◆ AIM:
How many lines of the material below contain the string "page"? Answer with the number and nothing else.

════════════════

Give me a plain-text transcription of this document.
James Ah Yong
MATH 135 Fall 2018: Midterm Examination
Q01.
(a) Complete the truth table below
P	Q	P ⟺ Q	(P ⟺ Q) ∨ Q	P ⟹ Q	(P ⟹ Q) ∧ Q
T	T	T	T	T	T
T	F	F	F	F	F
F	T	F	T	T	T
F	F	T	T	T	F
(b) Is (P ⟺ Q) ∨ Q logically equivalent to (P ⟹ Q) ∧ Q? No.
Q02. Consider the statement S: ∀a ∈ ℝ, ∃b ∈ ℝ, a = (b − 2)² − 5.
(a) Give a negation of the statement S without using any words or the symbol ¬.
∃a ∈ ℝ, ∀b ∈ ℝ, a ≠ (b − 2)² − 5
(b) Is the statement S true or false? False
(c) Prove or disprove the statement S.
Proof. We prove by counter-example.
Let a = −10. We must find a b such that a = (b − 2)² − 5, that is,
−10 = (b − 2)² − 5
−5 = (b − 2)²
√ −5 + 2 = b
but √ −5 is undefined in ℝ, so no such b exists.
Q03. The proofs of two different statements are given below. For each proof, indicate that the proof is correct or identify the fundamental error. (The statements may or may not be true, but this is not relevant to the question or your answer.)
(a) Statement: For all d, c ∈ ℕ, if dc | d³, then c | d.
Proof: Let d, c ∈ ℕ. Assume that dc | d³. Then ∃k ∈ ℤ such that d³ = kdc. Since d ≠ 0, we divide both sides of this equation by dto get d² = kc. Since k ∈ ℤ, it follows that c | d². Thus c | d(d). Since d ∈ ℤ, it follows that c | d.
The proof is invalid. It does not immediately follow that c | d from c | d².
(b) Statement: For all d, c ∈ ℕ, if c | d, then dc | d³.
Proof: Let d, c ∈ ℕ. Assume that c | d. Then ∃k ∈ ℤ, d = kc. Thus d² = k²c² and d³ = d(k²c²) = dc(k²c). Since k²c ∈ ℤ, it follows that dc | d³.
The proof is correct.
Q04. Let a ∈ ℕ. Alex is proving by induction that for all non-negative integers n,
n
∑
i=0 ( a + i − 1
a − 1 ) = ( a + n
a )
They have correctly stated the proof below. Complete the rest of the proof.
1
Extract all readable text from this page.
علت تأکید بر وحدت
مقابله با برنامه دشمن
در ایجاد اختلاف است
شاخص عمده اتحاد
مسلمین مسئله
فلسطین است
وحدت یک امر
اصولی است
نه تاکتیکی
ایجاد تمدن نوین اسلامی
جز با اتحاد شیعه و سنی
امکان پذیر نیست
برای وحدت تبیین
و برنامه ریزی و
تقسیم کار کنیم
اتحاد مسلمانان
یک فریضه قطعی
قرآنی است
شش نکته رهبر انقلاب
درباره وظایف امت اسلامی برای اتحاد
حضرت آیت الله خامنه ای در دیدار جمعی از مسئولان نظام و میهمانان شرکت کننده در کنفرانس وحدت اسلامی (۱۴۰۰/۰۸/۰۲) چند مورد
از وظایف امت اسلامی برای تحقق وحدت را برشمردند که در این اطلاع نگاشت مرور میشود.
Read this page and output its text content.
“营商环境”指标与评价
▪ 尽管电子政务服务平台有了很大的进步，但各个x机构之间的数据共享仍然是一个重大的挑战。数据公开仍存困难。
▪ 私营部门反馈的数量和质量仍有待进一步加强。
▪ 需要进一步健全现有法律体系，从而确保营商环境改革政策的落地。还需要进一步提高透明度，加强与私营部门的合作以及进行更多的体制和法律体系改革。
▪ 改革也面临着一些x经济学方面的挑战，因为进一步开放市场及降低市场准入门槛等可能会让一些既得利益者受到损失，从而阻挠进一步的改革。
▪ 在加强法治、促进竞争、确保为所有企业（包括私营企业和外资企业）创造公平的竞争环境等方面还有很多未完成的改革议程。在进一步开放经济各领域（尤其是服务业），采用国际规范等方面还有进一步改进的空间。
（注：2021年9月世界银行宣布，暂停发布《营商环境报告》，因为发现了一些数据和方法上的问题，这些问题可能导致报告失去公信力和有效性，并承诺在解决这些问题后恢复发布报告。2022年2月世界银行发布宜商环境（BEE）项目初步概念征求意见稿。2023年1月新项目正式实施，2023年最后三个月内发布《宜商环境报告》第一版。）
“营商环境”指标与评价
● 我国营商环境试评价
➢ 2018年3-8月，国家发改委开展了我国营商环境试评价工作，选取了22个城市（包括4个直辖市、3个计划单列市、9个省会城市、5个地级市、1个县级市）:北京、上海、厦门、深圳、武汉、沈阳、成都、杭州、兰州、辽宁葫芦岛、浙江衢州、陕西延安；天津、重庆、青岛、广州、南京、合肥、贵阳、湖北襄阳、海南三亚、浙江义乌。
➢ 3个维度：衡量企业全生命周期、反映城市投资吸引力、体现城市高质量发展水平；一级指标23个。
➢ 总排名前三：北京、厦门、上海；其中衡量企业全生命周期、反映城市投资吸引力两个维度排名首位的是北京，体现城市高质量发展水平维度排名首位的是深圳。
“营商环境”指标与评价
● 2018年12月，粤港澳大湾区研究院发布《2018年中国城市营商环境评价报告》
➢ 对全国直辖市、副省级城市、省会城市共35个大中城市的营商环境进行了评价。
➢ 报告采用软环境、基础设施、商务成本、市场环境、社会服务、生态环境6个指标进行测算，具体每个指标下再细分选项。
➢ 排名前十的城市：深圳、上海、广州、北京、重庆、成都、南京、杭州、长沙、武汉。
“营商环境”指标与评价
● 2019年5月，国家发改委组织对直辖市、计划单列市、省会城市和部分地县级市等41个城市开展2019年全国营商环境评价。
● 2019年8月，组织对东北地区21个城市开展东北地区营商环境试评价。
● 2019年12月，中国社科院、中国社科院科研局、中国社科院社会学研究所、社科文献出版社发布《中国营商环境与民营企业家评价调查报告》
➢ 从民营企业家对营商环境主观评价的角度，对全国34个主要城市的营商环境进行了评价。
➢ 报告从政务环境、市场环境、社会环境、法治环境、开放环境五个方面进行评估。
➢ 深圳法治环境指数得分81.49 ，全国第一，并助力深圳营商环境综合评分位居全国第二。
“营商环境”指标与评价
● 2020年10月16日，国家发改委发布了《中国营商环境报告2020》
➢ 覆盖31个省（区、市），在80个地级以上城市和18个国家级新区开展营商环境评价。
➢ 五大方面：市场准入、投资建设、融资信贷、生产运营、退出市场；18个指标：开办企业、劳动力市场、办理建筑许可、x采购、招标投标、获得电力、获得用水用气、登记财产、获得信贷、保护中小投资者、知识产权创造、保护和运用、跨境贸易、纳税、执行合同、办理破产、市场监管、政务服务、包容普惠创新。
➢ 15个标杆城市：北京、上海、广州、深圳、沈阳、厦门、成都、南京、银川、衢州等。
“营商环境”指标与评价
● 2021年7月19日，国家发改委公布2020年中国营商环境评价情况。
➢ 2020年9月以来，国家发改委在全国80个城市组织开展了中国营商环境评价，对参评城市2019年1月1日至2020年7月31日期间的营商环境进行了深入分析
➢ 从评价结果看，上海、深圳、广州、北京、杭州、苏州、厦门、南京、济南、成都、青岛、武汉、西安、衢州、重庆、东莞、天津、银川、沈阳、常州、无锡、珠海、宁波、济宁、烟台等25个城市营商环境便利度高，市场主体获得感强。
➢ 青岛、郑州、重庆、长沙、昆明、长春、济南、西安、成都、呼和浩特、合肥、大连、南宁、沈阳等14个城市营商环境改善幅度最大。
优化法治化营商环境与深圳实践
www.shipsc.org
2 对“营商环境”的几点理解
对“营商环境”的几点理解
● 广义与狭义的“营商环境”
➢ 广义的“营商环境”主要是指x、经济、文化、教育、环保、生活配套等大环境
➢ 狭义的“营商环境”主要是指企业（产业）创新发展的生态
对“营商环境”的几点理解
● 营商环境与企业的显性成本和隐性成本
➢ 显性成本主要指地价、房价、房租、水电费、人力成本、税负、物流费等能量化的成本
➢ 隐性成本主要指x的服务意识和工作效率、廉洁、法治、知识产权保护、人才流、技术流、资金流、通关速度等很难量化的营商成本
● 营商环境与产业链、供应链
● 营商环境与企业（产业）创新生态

════════════════

◆ OUTPUT FOR THIS EXERCISE:
2